> [Instruction]:
Pull out every line in the data that has the string "幼儿园安全工作计划" in it.

(Records from a data source)
[start]

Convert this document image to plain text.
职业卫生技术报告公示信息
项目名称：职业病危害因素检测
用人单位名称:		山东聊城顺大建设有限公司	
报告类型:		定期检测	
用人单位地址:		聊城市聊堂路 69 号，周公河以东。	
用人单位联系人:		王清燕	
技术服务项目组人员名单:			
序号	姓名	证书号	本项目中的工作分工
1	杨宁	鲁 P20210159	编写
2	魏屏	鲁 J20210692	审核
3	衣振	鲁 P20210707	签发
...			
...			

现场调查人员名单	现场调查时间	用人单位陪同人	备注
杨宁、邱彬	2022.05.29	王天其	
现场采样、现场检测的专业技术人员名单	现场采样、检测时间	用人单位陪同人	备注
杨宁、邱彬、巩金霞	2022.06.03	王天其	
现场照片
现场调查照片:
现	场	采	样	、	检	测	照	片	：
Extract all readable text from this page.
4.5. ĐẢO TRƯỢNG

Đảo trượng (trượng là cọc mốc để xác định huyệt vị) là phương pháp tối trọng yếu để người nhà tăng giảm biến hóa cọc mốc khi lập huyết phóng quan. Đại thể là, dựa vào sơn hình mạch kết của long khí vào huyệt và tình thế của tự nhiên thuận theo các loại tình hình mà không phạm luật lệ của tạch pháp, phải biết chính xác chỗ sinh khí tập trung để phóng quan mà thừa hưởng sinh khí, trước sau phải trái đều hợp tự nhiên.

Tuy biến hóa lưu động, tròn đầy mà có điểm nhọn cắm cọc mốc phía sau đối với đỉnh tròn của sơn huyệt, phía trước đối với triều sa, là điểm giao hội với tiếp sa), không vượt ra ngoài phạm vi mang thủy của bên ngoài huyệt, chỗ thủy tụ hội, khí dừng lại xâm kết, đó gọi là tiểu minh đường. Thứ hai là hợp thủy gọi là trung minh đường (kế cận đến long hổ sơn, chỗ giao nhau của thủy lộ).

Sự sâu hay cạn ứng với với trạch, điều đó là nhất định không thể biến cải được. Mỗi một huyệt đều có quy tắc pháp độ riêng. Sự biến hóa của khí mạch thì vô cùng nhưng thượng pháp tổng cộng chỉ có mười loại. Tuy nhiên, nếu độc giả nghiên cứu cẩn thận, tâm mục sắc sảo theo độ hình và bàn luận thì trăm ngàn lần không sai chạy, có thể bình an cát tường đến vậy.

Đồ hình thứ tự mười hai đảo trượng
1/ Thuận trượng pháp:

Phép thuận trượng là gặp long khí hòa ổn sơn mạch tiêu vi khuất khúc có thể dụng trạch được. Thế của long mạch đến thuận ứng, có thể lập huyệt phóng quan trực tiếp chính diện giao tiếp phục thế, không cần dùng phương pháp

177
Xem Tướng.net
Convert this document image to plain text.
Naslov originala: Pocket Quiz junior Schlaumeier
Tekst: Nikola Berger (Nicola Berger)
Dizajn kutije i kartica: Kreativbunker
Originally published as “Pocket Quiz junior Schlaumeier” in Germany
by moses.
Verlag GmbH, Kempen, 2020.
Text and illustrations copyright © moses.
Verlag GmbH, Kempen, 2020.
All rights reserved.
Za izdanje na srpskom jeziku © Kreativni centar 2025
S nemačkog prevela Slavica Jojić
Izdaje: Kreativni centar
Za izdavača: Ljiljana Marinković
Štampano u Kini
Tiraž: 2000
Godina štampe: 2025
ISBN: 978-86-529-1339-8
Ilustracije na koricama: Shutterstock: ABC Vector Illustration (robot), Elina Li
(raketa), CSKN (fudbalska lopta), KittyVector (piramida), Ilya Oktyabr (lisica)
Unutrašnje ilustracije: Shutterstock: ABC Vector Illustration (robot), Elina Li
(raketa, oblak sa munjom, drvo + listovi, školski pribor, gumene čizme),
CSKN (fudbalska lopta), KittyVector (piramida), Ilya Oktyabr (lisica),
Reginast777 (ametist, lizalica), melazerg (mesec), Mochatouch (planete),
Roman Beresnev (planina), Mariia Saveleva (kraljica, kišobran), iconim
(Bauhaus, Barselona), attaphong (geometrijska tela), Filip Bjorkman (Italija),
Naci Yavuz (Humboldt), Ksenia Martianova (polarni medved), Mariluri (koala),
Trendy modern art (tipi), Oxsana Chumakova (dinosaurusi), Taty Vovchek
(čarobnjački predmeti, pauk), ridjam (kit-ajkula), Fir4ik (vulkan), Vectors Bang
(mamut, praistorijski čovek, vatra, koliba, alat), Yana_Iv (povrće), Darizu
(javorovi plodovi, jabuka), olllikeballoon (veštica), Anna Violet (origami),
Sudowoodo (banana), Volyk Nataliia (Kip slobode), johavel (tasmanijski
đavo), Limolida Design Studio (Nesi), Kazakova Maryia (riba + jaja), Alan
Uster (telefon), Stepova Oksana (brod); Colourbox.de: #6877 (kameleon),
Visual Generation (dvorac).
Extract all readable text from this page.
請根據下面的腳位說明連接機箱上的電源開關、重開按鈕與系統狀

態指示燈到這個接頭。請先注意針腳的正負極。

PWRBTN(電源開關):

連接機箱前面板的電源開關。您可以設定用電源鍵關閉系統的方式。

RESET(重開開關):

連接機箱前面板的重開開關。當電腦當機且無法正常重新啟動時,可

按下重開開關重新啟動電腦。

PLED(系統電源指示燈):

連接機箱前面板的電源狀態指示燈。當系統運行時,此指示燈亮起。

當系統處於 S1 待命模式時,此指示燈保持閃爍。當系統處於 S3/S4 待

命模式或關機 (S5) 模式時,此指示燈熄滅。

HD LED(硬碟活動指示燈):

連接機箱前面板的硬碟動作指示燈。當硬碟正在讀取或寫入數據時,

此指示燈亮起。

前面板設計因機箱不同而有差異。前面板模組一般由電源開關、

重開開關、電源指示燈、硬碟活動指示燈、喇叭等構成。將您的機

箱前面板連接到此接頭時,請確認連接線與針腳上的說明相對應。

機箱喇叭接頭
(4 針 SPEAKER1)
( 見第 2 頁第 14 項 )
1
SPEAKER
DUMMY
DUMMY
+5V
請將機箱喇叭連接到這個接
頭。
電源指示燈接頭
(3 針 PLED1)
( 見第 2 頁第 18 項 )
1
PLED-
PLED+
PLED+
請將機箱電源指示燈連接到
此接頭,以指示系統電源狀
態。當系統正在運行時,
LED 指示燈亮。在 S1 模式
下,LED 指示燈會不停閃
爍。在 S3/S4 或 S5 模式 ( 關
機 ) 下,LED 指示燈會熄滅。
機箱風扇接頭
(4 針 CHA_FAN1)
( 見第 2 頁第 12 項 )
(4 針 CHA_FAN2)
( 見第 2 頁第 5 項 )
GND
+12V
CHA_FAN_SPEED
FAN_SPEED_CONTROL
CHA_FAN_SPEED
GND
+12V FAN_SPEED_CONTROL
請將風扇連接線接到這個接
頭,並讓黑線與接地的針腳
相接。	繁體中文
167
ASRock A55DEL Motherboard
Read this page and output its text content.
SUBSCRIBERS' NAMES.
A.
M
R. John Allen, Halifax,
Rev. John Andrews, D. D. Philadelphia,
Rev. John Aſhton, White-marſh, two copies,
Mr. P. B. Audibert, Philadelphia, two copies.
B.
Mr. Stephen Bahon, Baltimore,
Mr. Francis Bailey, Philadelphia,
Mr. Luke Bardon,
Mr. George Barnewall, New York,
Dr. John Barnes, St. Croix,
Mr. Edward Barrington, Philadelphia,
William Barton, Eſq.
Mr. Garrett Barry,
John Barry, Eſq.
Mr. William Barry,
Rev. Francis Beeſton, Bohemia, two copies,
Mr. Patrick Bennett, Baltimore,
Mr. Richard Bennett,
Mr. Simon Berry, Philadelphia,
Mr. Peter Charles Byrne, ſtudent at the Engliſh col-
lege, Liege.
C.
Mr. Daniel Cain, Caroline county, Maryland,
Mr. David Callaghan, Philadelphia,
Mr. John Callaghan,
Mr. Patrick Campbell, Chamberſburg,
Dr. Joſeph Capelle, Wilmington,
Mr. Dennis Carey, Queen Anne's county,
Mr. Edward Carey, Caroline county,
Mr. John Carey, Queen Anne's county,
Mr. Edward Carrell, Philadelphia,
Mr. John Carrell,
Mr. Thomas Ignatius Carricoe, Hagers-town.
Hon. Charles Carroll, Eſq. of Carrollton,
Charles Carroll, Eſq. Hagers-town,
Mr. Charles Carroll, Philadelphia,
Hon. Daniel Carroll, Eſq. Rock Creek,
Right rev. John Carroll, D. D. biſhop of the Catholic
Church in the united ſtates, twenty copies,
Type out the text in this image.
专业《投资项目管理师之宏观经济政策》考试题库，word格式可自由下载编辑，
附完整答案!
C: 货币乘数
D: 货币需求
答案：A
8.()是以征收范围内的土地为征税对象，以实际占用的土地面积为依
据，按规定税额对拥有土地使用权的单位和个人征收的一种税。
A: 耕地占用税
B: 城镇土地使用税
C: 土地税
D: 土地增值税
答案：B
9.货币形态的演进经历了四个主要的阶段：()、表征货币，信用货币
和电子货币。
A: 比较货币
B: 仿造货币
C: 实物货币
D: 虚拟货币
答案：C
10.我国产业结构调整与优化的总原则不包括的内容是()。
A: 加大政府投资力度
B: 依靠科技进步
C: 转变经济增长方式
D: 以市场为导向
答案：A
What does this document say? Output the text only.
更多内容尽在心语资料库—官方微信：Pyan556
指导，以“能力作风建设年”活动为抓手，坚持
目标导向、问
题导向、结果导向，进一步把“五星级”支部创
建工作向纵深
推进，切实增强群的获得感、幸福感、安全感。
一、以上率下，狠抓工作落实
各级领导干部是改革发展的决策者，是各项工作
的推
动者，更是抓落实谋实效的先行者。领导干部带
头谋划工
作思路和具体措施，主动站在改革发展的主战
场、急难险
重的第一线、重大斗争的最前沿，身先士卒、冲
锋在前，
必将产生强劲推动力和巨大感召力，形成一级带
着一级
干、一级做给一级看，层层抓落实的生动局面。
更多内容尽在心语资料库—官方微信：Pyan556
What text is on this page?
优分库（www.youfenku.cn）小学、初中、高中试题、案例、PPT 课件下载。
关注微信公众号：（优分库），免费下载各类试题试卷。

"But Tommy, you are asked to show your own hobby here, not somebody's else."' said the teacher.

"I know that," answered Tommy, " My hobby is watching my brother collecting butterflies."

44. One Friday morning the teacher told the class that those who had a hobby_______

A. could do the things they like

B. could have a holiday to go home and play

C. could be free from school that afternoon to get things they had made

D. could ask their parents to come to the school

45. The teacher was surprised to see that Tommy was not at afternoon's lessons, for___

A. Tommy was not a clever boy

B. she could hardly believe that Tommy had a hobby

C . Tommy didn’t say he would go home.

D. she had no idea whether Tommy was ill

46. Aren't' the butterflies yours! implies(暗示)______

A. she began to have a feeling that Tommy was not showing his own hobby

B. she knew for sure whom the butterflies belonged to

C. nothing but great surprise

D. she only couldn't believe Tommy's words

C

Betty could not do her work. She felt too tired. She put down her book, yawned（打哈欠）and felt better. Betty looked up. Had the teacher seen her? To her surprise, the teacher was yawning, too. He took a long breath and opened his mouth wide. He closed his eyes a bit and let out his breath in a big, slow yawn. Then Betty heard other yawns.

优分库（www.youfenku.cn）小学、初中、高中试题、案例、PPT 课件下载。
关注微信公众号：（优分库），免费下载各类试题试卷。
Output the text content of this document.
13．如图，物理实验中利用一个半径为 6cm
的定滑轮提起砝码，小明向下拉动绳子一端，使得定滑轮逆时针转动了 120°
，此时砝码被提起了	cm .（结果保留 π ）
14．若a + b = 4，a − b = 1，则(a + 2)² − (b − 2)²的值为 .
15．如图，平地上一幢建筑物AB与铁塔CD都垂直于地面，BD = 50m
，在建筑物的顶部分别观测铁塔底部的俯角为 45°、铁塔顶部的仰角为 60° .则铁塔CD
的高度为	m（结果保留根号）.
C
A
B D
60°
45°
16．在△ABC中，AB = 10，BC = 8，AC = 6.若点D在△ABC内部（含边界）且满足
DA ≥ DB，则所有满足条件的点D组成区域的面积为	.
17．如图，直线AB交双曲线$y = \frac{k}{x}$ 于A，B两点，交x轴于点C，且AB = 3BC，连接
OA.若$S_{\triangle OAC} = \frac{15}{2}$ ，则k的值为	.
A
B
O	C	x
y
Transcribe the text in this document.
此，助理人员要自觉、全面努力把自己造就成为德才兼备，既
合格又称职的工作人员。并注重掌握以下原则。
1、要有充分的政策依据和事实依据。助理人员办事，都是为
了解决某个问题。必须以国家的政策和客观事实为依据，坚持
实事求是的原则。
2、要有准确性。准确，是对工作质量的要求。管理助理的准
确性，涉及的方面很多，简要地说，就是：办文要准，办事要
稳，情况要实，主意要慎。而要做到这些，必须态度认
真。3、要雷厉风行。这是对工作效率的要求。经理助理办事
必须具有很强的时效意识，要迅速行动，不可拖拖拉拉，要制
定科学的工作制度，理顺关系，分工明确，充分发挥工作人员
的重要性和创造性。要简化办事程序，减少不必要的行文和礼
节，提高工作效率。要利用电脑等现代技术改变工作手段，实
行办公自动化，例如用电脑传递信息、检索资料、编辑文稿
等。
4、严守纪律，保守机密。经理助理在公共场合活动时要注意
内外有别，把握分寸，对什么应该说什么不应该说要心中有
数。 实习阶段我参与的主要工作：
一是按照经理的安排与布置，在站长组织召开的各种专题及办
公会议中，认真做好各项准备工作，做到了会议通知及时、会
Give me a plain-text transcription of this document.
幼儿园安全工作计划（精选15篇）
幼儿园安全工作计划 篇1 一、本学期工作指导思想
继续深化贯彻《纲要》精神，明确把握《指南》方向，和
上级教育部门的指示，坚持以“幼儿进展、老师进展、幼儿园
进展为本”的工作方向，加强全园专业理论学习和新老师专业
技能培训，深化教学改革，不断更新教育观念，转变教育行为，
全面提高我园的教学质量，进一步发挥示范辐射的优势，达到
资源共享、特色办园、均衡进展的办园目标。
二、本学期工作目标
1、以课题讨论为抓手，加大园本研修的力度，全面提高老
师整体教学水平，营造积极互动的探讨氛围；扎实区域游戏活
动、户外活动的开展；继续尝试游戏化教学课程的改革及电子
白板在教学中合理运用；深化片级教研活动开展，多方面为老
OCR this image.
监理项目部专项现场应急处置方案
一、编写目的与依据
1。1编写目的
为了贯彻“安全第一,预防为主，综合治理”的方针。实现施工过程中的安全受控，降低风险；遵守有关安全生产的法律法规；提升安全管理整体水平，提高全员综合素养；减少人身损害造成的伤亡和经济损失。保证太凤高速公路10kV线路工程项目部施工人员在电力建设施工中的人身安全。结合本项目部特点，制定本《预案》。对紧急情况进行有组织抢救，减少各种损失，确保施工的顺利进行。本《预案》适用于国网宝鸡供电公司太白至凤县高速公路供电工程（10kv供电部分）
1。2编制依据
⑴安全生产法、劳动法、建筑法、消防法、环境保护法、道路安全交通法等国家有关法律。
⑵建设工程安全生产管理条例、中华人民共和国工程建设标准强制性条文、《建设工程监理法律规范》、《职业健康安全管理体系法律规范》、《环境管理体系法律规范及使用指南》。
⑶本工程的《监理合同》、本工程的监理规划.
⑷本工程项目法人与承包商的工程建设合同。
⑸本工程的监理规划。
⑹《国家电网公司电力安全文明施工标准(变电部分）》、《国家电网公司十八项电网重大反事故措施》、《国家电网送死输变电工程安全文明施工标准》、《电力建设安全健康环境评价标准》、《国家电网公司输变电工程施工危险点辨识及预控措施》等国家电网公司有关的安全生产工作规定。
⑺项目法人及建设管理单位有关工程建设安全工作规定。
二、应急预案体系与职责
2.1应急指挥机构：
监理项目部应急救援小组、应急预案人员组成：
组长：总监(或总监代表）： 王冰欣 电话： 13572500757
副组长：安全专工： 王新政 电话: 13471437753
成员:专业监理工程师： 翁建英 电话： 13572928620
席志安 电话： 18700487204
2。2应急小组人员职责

[end]

> [Task solution]:
幼儿园安全工作计划（精选15篇）
幼儿园安全工作计划 篇1 一、本学期工作指导思想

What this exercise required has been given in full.